◆ **What is required**:
Reproduce the listing below exactly. Pictures do not belong in the copy.

Saved data entries:
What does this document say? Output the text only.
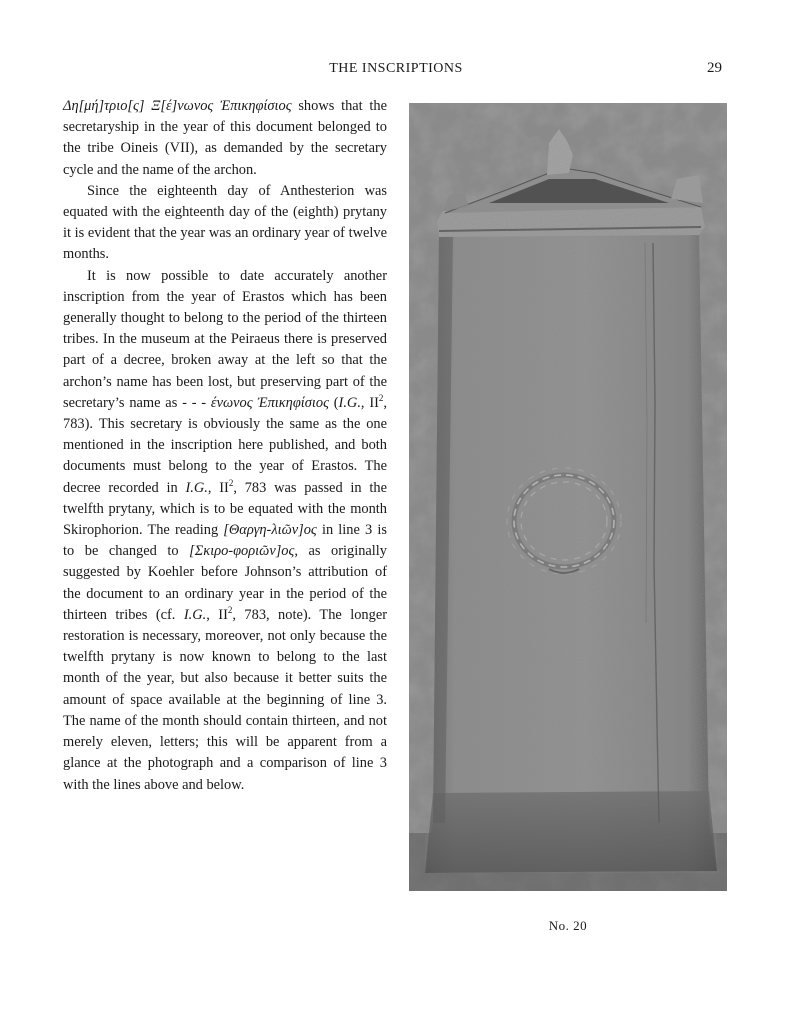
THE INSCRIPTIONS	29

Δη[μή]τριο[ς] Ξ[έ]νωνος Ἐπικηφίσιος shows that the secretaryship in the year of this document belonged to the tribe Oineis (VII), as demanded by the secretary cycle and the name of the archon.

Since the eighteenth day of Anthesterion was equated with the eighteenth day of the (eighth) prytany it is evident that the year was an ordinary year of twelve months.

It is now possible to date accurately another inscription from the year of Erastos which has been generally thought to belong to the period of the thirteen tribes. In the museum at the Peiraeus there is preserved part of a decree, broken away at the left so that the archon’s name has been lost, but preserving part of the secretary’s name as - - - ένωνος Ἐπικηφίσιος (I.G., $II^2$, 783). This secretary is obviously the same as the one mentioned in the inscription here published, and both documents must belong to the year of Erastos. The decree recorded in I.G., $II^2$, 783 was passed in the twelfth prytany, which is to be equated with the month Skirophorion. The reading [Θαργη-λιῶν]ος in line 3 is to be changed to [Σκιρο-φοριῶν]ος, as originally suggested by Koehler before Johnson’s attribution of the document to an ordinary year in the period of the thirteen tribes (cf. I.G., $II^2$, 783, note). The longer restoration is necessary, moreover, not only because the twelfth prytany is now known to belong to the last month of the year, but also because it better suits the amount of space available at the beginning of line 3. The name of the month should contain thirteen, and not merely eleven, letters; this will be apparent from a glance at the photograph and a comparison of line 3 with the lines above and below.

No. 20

◆ **Solution to the exercise**:
What does this document say? Output the text only.
THE INSCRIPTIONS	29

Δη[μή]τριο[ς] Ξ[έ]νωνος Ἐπικηφίσιος shows that the secretaryship in the year of this document belonged to the tribe Oineis (VII), as demanded by the secretary cycle and the name of the archon.

Since the eighteenth day of Anthesterion was equated with the eighteenth day of the (eighth) prytany it is evident that the year was an ordinary year of twelve months.

It is now possible to date accurately another inscription from the year of Erastos which has been generally thought to belong to the period of the thirteen tribes. In the museum at the Peiraeus there is preserved part of a decree, broken away at the left so that the archon’s name has been lost, but preserving part of the secretary’s name as - - - ένωνος Ἐπικηφίσιος (I.G., $II^2$, 783). This secretary is obviously the same as the one mentioned in the inscription here published, and both documents must belong to the year of Erastos. The decree recorded in I.G., $II^2$, 783 was passed in the twelfth prytany, which is to be equated with the month Skirophorion. The reading [Θαργη-λιῶν]ος in line 3 is to be changed to [Σκιρο-φοριῶν]ος, as originally suggested by Koehler before Johnson’s attribution of the document to an ordinary year in the period of the thirteen tribes (cf. I.G., $II^2$, 783, note). The longer restoration is necessary, moreover, not only because the twelfth prytany is now known to belong to the last month of the year, but also because it better suits the amount of space available at the beginning of line 3. The name of the month should contain thirteen, and not merely eleven, letters; this will be apparent from a glance at the photograph and a comparison of line 3 with the lines above and below.

No. 20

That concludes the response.